→ Goal A
Answer these from the text on hyperelliptic Jacobians, one line each:
(i) What degree must the polynomial $P(x)$ have for Zarhin's theorem to apply?
(ii) In which journal, volume and year did Zarhin's paper appear?
(iii) Every endomorphism ring $R$ is a $\mathbb{Z}$-order in what kind of algebra?
→ Goal B
List every condition that the text on hyperelliptic Jacobians places on the polynomial $P(x)$ in Zarhin's theorem.
→ Goal C
Carry on the discussion of hyperelliptic Jacobians from its last sentence.

→ Text segment

----

It is sufficient to exhibit a single example in each genus. A theorem of Yuri Zarhin shows that if $P(x) \in \mathbb{Q}[x]$ is an irreducible polynomial of degree $d \geq 5$ with Galois group $S_d$ or $A_d$ (note that by Hilbert Irreducbility most polynomials over $\mathbb{Q}$ have this property!) then the endomorphism ring of the Jacobian of $y^2 = P(x)$ is $\mathbb{Z}$. The paper is:

MR1748293 (2001a:11097) Zarhin, Yuri G.(1-PAS) Hyperelliptic Jacobians without complex multiplication. Math. Res. Lett. 7 (2000), no. 1, 123–132.

Added: let me give a little more detail as to why the existence of one hyperelliptic curve (of any given genus $g \geq 2$) with this property implies that a very general hyperelliptic curve has this property. First, it is known that a very general principally polarized abelian variety has endomorphism ring $\mathbb{Z}$: for each strictly larger endomorphism ring $R$ there is a closed ("Shimura") subvariety of the Siegel space $\mathcal{A}_{g,1}$ which is the locus of all ppavs with endomorphism ring containing $R$. Every $R$ is a $\mathbb{Z}$-order in a finite-dimensional semisimple $\mathbb{Q}$-algebra, so there are at most (and in fact are) countably infinitely many possibilities. Therefore the locus of ppavs of dimension $g$ with endomorphism ring $\mathbb{Z}$ is what is called (by me, at least) an algebraic stratum: it is the complement in an irreducible variety $V$ of a countably union of proper, Zariski-closed subvarieties. In general, when one says "a very general point of $V$ has property $P$" one means that the set of points of $V$ which has property $P$ is an algebraic stratum. Notice that over $\mathbb{C}$ every algebraic stratum is nonempty, e.g. because its complement has "measure zero".

----

→ Extracted material
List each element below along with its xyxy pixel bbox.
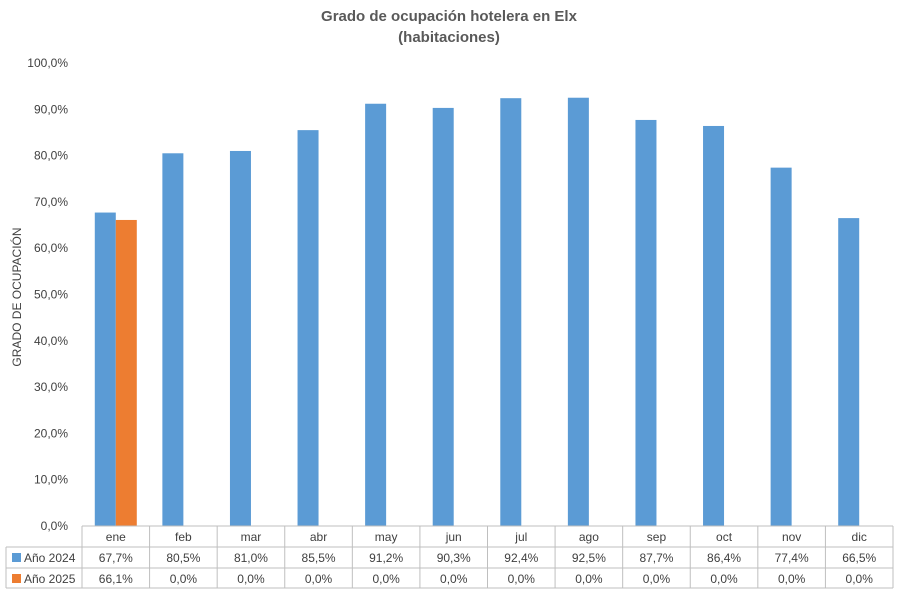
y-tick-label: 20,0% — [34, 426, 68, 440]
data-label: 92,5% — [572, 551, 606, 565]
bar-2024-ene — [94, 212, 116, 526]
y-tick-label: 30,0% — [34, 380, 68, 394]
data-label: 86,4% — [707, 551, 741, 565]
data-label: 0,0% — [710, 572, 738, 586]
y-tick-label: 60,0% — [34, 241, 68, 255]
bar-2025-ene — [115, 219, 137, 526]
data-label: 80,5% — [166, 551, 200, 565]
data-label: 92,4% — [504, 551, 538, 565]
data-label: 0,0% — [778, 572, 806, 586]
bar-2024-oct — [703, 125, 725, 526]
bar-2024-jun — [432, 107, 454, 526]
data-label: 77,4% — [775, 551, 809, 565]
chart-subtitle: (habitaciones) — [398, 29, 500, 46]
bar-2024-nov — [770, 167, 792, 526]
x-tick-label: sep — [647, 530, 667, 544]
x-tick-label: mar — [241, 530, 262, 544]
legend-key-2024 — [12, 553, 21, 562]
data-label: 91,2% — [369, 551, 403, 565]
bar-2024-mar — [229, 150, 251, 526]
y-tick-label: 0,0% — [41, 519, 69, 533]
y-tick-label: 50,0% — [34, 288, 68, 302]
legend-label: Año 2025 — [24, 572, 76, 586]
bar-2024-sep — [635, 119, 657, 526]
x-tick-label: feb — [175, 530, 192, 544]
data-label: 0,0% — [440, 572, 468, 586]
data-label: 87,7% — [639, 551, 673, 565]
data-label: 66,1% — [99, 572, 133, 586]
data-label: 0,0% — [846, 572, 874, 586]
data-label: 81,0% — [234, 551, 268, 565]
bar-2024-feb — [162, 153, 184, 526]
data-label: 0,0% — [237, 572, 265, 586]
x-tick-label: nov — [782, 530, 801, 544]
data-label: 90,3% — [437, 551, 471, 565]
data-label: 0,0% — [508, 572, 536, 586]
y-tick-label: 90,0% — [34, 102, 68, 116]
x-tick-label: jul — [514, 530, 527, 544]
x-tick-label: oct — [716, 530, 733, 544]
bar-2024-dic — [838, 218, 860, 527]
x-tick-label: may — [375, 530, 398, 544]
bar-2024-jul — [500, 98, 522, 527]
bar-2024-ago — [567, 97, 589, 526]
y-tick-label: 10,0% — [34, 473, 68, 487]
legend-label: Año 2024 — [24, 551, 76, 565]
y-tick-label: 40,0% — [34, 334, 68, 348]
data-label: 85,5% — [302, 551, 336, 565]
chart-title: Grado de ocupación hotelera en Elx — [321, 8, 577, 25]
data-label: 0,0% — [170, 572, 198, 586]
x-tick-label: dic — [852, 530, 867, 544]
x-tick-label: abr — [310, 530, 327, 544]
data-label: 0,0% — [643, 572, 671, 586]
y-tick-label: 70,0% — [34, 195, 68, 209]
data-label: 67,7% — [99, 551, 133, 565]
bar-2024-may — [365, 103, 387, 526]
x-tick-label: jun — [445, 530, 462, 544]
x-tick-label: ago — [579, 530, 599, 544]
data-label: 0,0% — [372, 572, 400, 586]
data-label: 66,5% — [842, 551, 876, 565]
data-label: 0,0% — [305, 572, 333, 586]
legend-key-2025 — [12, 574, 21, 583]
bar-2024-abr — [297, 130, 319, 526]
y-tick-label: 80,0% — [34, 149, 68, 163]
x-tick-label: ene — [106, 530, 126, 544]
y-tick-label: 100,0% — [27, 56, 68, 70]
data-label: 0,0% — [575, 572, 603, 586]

----

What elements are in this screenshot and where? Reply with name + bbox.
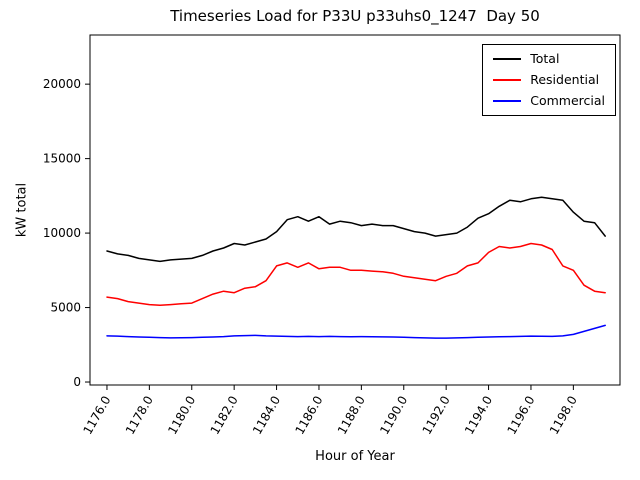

----

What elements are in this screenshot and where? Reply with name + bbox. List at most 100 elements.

----

→ Final result A
(i) Degree $d \geq 5$.
(ii) Math. Res. Lett., volume 7, 2000.
(iii) A finite-dimensional semisimple $\mathbb{Q}$-algebra.

→ Final result B
- $P(x) \in \mathbb{Q}[x]$
- $P(x)$ is irreducible
- its degree is $d \geq 5$
- its Galois group is $S_d$ or $A_d$

→ Final result C
We are interested in hyperelliptic Jacobians, i.e., we are intersecting the algebraic stratum $A$ of $\mathcal{A}_{g,1}$ consisting of abelian varieties with $\operatorname{End} A \cong \mathbb{Z}$ with the closed subset $H$ of hyperelliptic Jacobians. In order to be sure this gives an algebraic stratum on $H$, it is necessary and sufficient to check that for each proper closed subvariety $W_R$ of $\mathcal{A}_{g,1}$ consisting of abelian varieties with endomorphism ring containing a strictly larger ring $R$ than $\mathbb{Z}$, then $H_R = H \cap W_R$ is still proper in $H$. But this is accomplished by finding even a single element of $H$ which does not lie on any $W_R$, and Zarhin's theorem does this (and more).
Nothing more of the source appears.